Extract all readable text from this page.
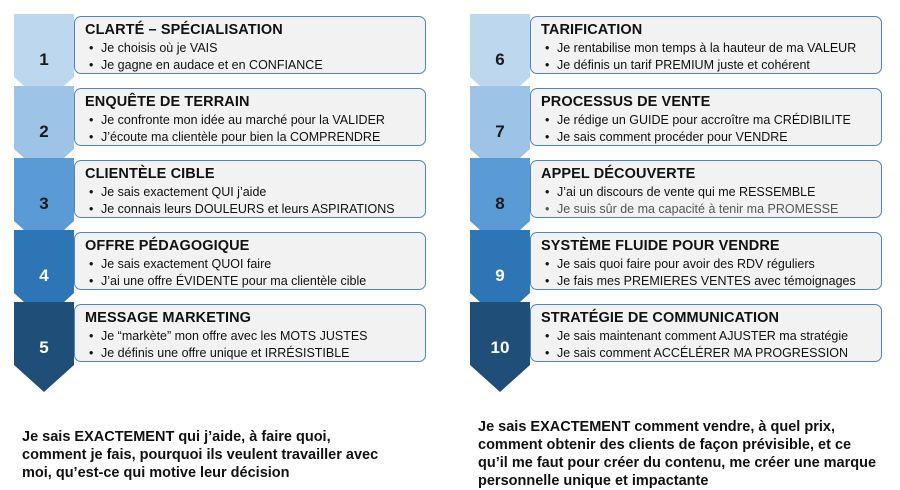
1
CLARTÉ – SPÉCIALISATION
• Je choisis où je VAIS
• Je gagne en audace et en CONFIANCE
2
ENQUÊTE DE TERRAIN
• Je confronte mon idée au marché pour la VALIDER
• J’écoute ma clientèle pour bien la COMPRENDRE
3
CLIENTÈLE CIBLE
• Je sais exactement QUI j’aide
• Je connais leurs DOULEURS et leurs ASPIRATIONS
4
OFFRE PÉDAGOGIQUE
• Je sais exactement QUOI faire
• J’ai une offre ÉVIDENTE pour ma clientèle cible
5
MESSAGE MARKETING
• Je “markète” mon offre avec les MOTS JUSTES
• Je définis une offre unique et IRRÉSISTIBLE
6
TARIFICATION
• Je rentabilise mon temps à la hauteur de ma VALEUR
• Je définis un tarif PREMIUM juste et cohérent
7
PROCESSUS DE VENTE
• Je rédige un GUIDE pour accroître ma CRÉDIBILITE
• Je sais comment procéder pour VENDRE
8
APPEL DÉCOUVERTE
• J’ai un discours de vente qui me RESSEMBLE
• Je suis sûr de ma capacité à tenir ma PROMESSE
9
SYSTÈME FLUIDE POUR VENDRE
• Je sais quoi faire pour avoir des RDV réguliers
• Je fais mes PREMIERES VENTES avec témoignages
10
STRATÉGIE DE COMMUNICATION
• Je sais maintenant comment AJUSTER ma stratégie
• Je sais comment ACCÉLÉRER MA PROGRESSION
Je sais EXACTEMENT qui j’aide, à faire quoi, comment je fais, pourquoi ils veulent travailler avec moi, qu’est-ce qui motive leur décision
Je sais EXACTEMENT comment vendre, à quel prix, comment obtenir des clients de façon prévisible, et ce qu’il me faut pour créer du contenu, me créer une marque personnelle unique et impactante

·····

== WHAT IS BEING ASKED ==
Transcribe the complete set of entries verbatim. No pictures belong in the copy.

== RESULT ==
Extract all readable text from this page.
1
CLARTÉ – SPÉCIALISATION
• Je choisis où je VAIS
• Je gagne en audace et en CONFIANCE
2
ENQUÊTE DE TERRAIN
• Je confronte mon idée au marché pour la VALIDER
• J’écoute ma clientèle pour bien la COMPRENDRE
3
CLIENTÈLE CIBLE
• Je sais exactement QUI j’aide
• Je connais leurs DOULEURS et leurs ASPIRATIONS
4
OFFRE PÉDAGOGIQUE
• Je sais exactement QUOI faire
• J’ai une offre ÉVIDENTE pour ma clientèle cible
5
MESSAGE MARKETING
• Je “markète” mon offre avec les MOTS JUSTES
• Je définis une offre unique et IRRÉSISTIBLE
6
TARIFICATION
• Je rentabilise mon temps à la hauteur de ma VALEUR
• Je définis un tarif PREMIUM juste et cohérent
7
PROCESSUS DE VENTE
• Je rédige un GUIDE pour accroître ma CRÉDIBILITE
• Je sais comment procéder pour VENDRE
8
APPEL DÉCOUVERTE
• J’ai un discours de vente qui me RESSEMBLE
• Je suis sûr de ma capacité à tenir ma PROMESSE
9
SYSTÈME FLUIDE POUR VENDRE
• Je sais quoi faire pour avoir des RDV réguliers
• Je fais mes PREMIERES VENTES avec témoignages
10
STRATÉGIE DE COMMUNICATION
• Je sais maintenant comment AJUSTER ma stratégie
• Je sais comment ACCÉLÉRER MA PROGRESSION
Je sais EXACTEMENT qui j’aide, à faire quoi, comment je fais, pourquoi ils veulent travailler avec moi, qu’est-ce qui motive leur décision
Je sais EXACTEMENT comment vendre, à quel prix, comment obtenir des clients de façon prévisible, et ce qu’il me faut pour créer du contenu, me créer une marque personnelle unique et impactante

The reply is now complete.